• Request: Please transcribe the records precisely; pictures stay out of your copy.
+++ Items +++
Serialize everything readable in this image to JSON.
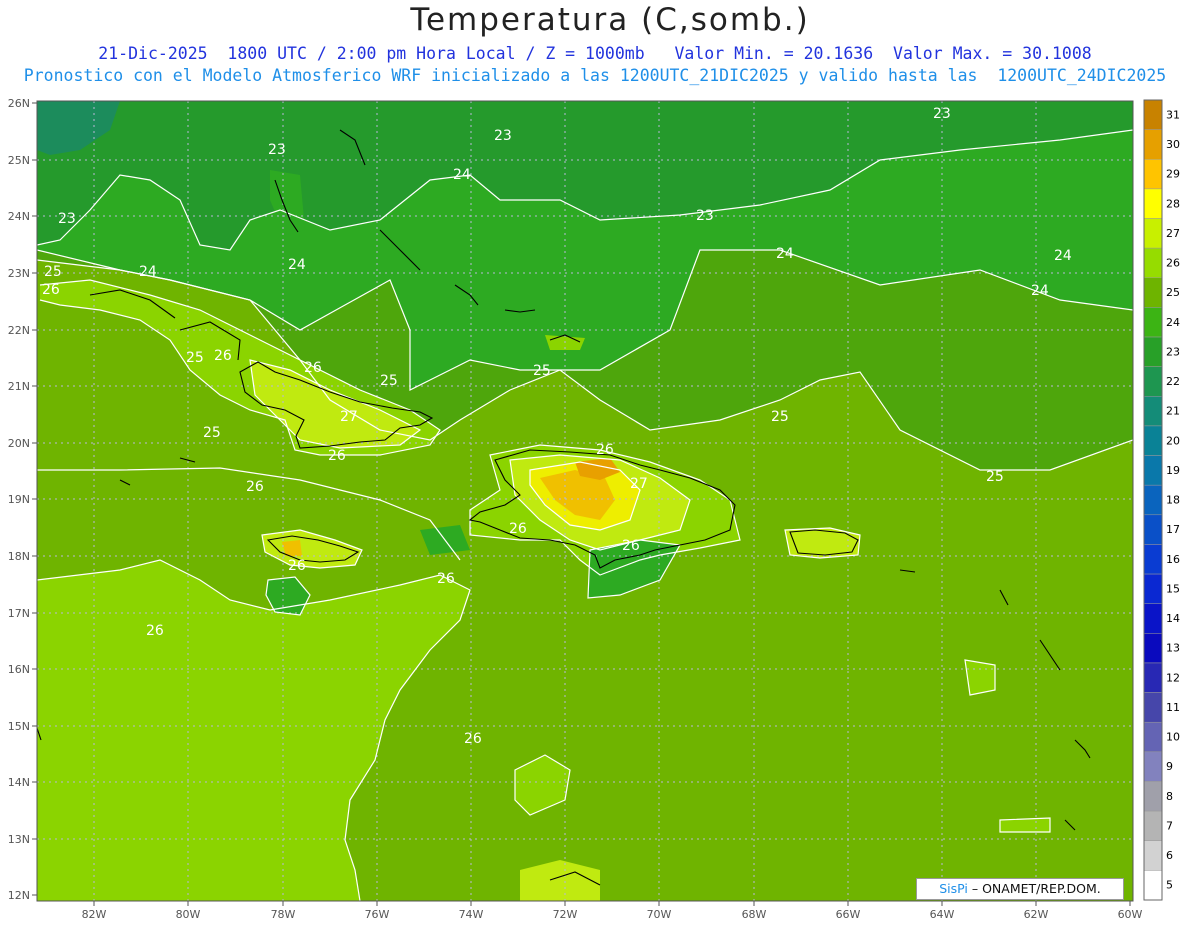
{
  "title": "Temperatura (C,somb.)",
  "subtitle_line1": "21-Dic-2025  1800 UTC / 2:00 pm Hora Local / Z = 1000mb   Valor Min. = 20.1636  Valor Max. = 30.1008",
  "subtitle_line2": "Pronostico con el Modelo Atmosferico WRF inicializado a las 1200UTC_21DIC2025 y valido hasta las  1200UTC_24DIC2025",
  "credit_sis": "SisPi",
  "credit_org": "– ONAMET/REP.DOM.",
  "lat_labels": [
    "26N",
    "25N",
    "24N",
    "23N",
    "22N",
    "21N",
    "20N",
    "19N",
    "18N",
    "17N",
    "16N",
    "15N",
    "14N",
    "13N",
    "12N"
  ],
  "lon_labels": [
    "82W",
    "80W",
    "78W",
    "76W",
    "74W",
    "72W",
    "70W",
    "68W",
    "66W",
    "64W",
    "62W",
    "60W"
  ],
  "contour_labels": [
    "23",
    "23",
    "23",
    "23",
    "23",
    "24",
    "24",
    "24",
    "24",
    "24",
    "24",
    "25",
    "25",
    "25",
    "25",
    "25",
    "25",
    "25",
    "26",
    "26",
    "26",
    "26",
    "26",
    "26",
    "26",
    "26",
    "26",
    "26",
    "27",
    "27"
  ],
  "colorbar": {
    "levels": [
      "31",
      "30",
      "29",
      "28",
      "27",
      "26",
      "25",
      "24",
      "23",
      "22",
      "21",
      "20",
      "19",
      "18",
      "17",
      "16",
      "15",
      "14",
      "13",
      "12",
      "11",
      "10",
      "9",
      "8",
      "7",
      "6",
      "5"
    ],
    "colors": [
      "#c88200",
      "#e6a000",
      "#ffc400",
      "#ffff00",
      "#c8f000",
      "#96dc00",
      "#6eb400",
      "#3cb414",
      "#28a028",
      "#1e9650",
      "#148c78",
      "#0a8296",
      "#0a78aa",
      "#0a64be",
      "#0a50c8",
      "#0a3cd2",
      "#0a28d2",
      "#0a14c8",
      "#0a0abe",
      "#2828b4",
      "#4646aa",
      "#6464b4",
      "#8282be",
      "#a0a0aa",
      "#b4b4b4",
      "#d2d2d2",
      "#ffffff"
    ]
  },
  "colors": {
    "c23": "#259a2c",
    "c24": "#2daa22",
    "c25": "#4ea60c",
    "c26": "#6fb400",
    "c265": "#8bd400",
    "c27": "#c0ea10",
    "c28": "#eeee00",
    "c29": "#f0c000",
    "c30": "#e8a000",
    "c22": "#1c8c5c"
  }
}
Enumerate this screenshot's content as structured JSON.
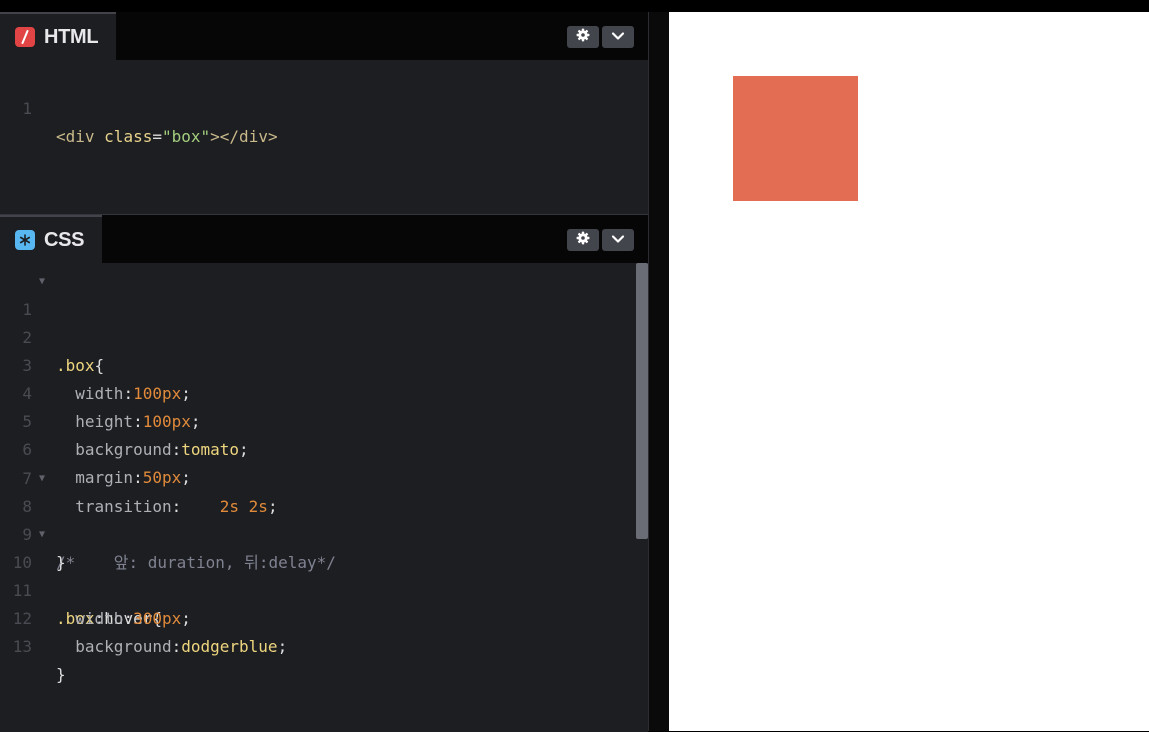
{
  "html_pane": {
    "tab_label": "HTML",
    "lines": [
      {
        "num": "1",
        "tag_open": "<div ",
        "attr": "class",
        "eq": "=",
        "str": "\"box\"",
        "tag_close": "></div>"
      }
    ]
  },
  "css_pane": {
    "tab_label": "CSS",
    "lines": [
      {
        "num": "1",
        "sel": ".box",
        "punc": "{"
      },
      {
        "num": "2"
      },
      {
        "num": "3",
        "prop": "width",
        "val": "100px",
        "end": ";"
      },
      {
        "num": "4",
        "prop": "height",
        "val": "100px",
        "end": ";"
      },
      {
        "num": "5",
        "prop": "background",
        "val": "tomato",
        "end": ";"
      },
      {
        "num": "6",
        "prop": "margin",
        "val": "50px",
        "end": ";"
      },
      {
        "num": "7",
        "prop": "transition",
        "val": "2s 2s",
        "end": ";"
      },
      {
        "num": "8",
        "comment": "/*    앞: duration, 뒤:delay*/"
      },
      {
        "num": "9",
        "punc": "}"
      },
      {
        "num": "10",
        "sel": ".box",
        "pseudo": "hover",
        "punc": "{"
      },
      {
        "num": "11",
        "prop": "width",
        "val": "300px",
        "end": ";"
      },
      {
        "num": "12",
        "prop": "background",
        "val": "dodgerblue",
        "end": ";"
      },
      {
        "num": "13",
        "punc": "}"
      }
    ]
  },
  "icons": {
    "html_tab": "slash-icon",
    "css_tab": "asterisk-icon",
    "settings": "gear-icon",
    "collapse": "chevron-down-icon"
  },
  "colors": {
    "box": "#e36d52",
    "editor_bg": "#1d1e22",
    "html_icon": "#e04444",
    "css_icon": "#58b6f0"
  }
}
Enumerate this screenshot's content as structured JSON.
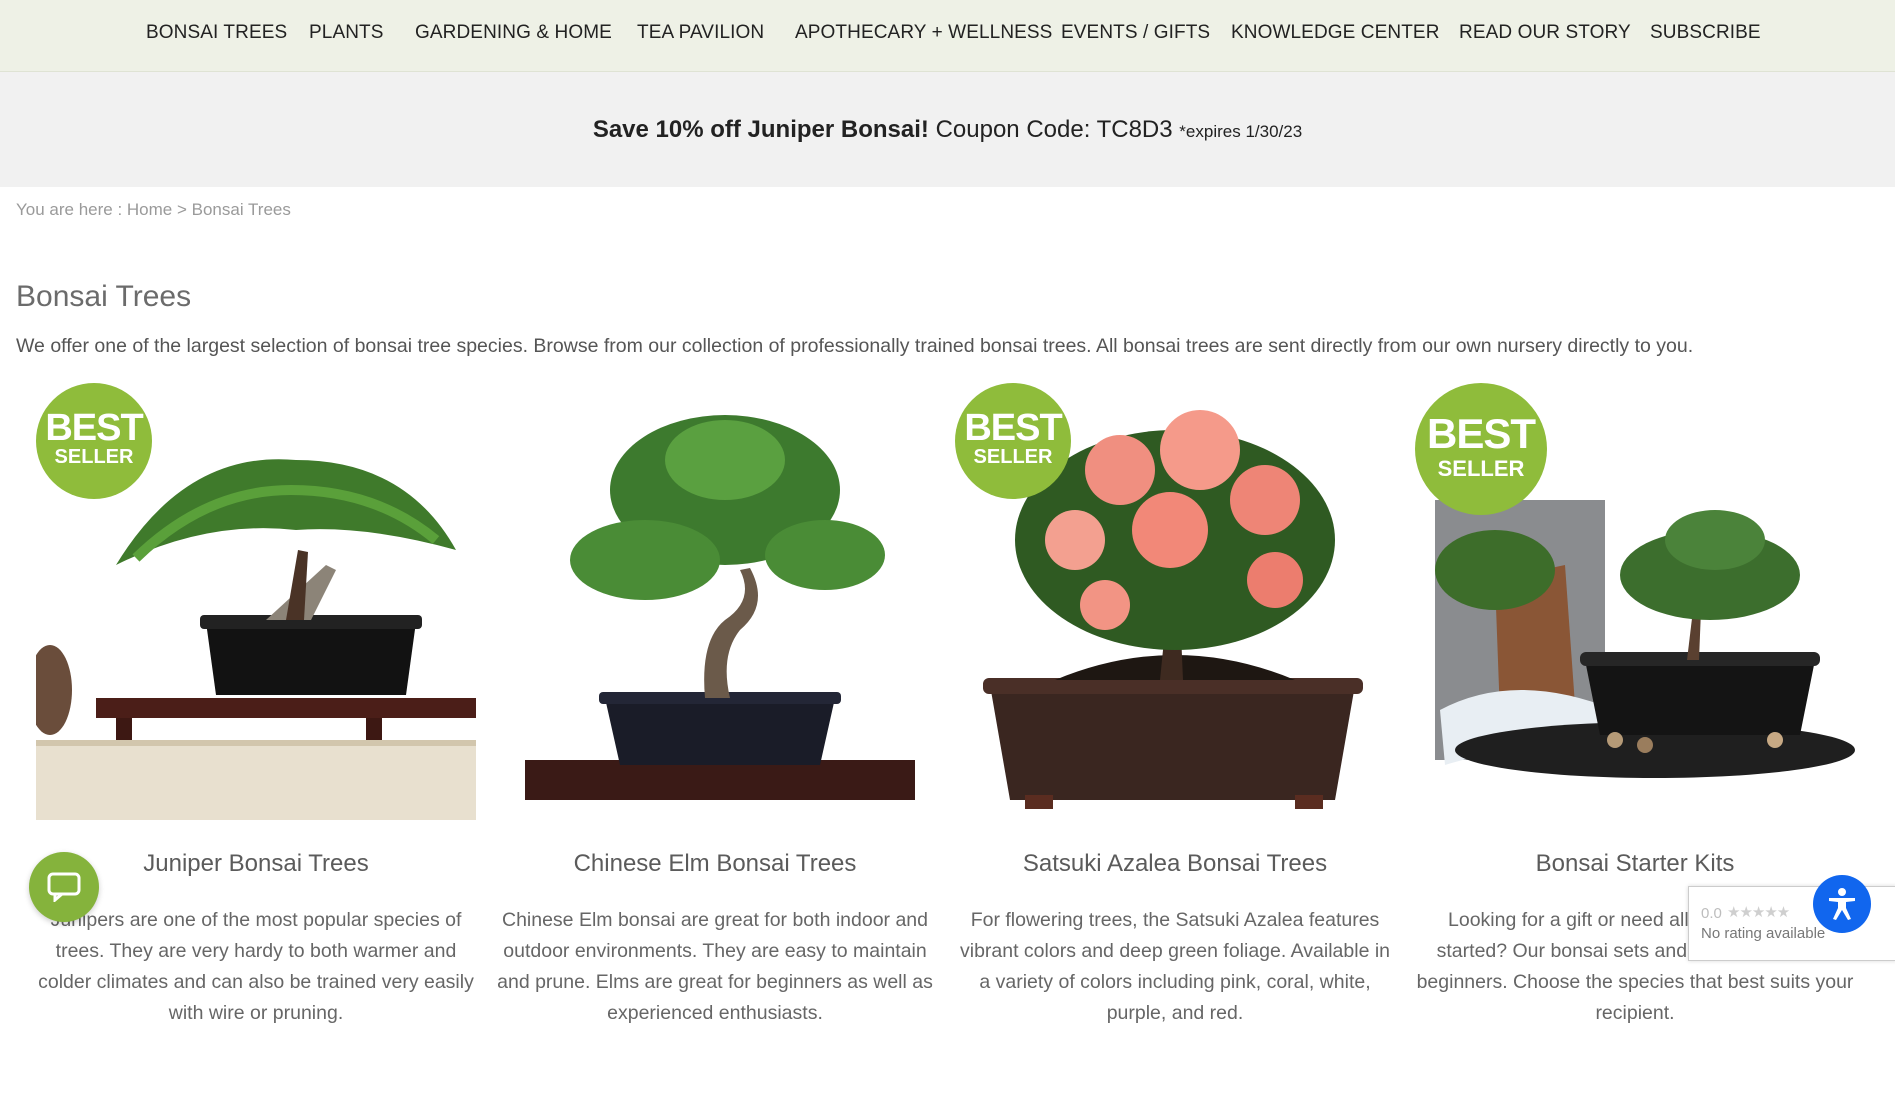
+++
• Solution to this problem:
Serialize everything readable in this image to JSON.
{
  "title": "Temperatura (C,somb.)",
  "subtitle_line1": "21-Dic-2025  1800 UTC / 2:00 pm Hora Local / Z = 1000mb   Valor Min. = 20.1636  Valor Max. = 30.1008",
  "subtitle_line2": "Pronostico con el Modelo Atmosferico WRF inicializado a las 1200UTC_21DIC2025 y valido hasta las  1200UTC_24DIC2025",
  "credit_sis": "SisPi",
  "credit_org": "– ONAMET/REP.DOM.",
  "lat_labels": [
    "26N",
    "25N",
    "24N",
    "23N",
    "22N",
    "21N",
    "20N",
    "19N",
    "18N",
    "17N",
    "16N",
    "15N",
    "14N",
    "13N",
    "12N"
  ],
  "lon_labels": [
    "82W",
    "80W",
    "78W",
    "76W",
    "74W",
    "72W",
    "70W",
    "68W",
    "66W",
    "64W",
    "62W",
    "60W"
  ],
  "contour_labels": [
    "23",
    "23",
    "23",
    "23",
    "23",
    "24",
    "24",
    "24",
    "24",
    "24",
    "24",
    "25",
    "25",
    "25",
    "25",
    "25",
    "25",
    "25",
    "26",
    "26",
    "26",
    "26",
    "26",
    "26",
    "26",
    "26",
    "26",
    "26",
    "27",
    "27"
  ],
  "colorbar": {
    "levels": [
      "31",
      "30",
      "29",
      "28",
      "27",
      "26",
      "25",
      "24",
      "23",
      "22",
      "21",
      "20",
      "19",
      "18",
      "17",
      "16",
      "15",
      "14",
      "13",
      "12",
      "11",
      "10",
      "9",
      "8",
      "7",
      "6",
      "5"
    ],
    "colors": [
      "#c88200",
      "#e6a000",
      "#ffc400",
      "#ffff00",
      "#c8f000",
      "#96dc00",
      "#6eb400",
      "#3cb414",
      "#28a028",
      "#1e9650",
      "#148c78",
      "#0a8296",
      "#0a78aa",
      "#0a64be",
      "#0a50c8",
      "#0a3cd2",
      "#0a28d2",
      "#0a14c8",
      "#0a0abe",
      "#2828b4",
      "#4646aa",
      "#6464b4",
      "#8282be",
      "#a0a0aa",
      "#b4b4b4",
      "#d2d2d2",
      "#ffffff"
    ]
  },
  "colors": {
    "c23": "#259a2c",
    "c24": "#2daa22",
    "c25": "#4ea60c",
    "c26": "#6fb400",
    "c265": "#8bd400",
    "c27": "#c0ea10",
    "c28": "#eeee00",
    "c29": "#f0c000",
    "c30": "#e8a000",
    "c22": "#1c8c5c"
  }
}
Enumerate this screenshot's content as structured JSON.
{
  "html_pane": {
    "tab_label": "HTML",
    "lines": [
      {
        "num": "1",
        "tag_open": "<div ",
        "attr": "class",
        "eq": "=",
        "str": "\"box\"",
        "tag_close": "></div>"
      }
    ]
  },
  "css_pane": {
    "tab_label": "CSS",
    "lines": [
      {
        "num": "1",
        "sel": ".box",
        "punc": "{"
      },
      {
        "num": "2"
      },
      {
        "num": "3",
        "prop": "width",
        "val": "100px",
        "end": ";"
      },
      {
        "num": "4",
        "prop": "height",
        "val": "100px",
        "end": ";"
      },
      {
        "num": "5",
        "prop": "background",
        "val": "tomato",
        "end": ";"
      },
      {
        "num": "6",
        "prop": "margin",
        "val": "50px",
        "end": ";"
      },
      {
        "num": "7",
        "prop": "transition",
        "val": "2s 2s",
        "end": ";"
      },
      {
        "num": "8",
        "comment": "/*    앞: duration, 뒤:delay*/"
      },
      {
        "num": "9",
        "punc": "}"
      },
      {
        "num": "10",
        "sel": ".box",
        "pseudo": "hover",
        "punc": "{"
      },
      {
        "num": "11",
        "prop": "width",
        "val": "300px",
        "end": ";"
      },
      {
        "num": "12",
        "prop": "background",
        "val": "dodgerblue",
        "end": ";"
      },
      {
        "num": "13",
        "punc": "}"
      }
    ]
  },
  "icons": {
    "html_tab": "slash-icon",
    "css_tab": "asterisk-icon",
    "settings": "gear-icon",
    "collapse": "chevron-down-icon"
  },
  "colors": {
    "box": "#e36d52",
    "editor_bg": "#1d1e22",
    "html_icon": "#e04444",
    "css_icon": "#58b6f0"
  }
}
Enumerate this screenshot's content as structured JSON.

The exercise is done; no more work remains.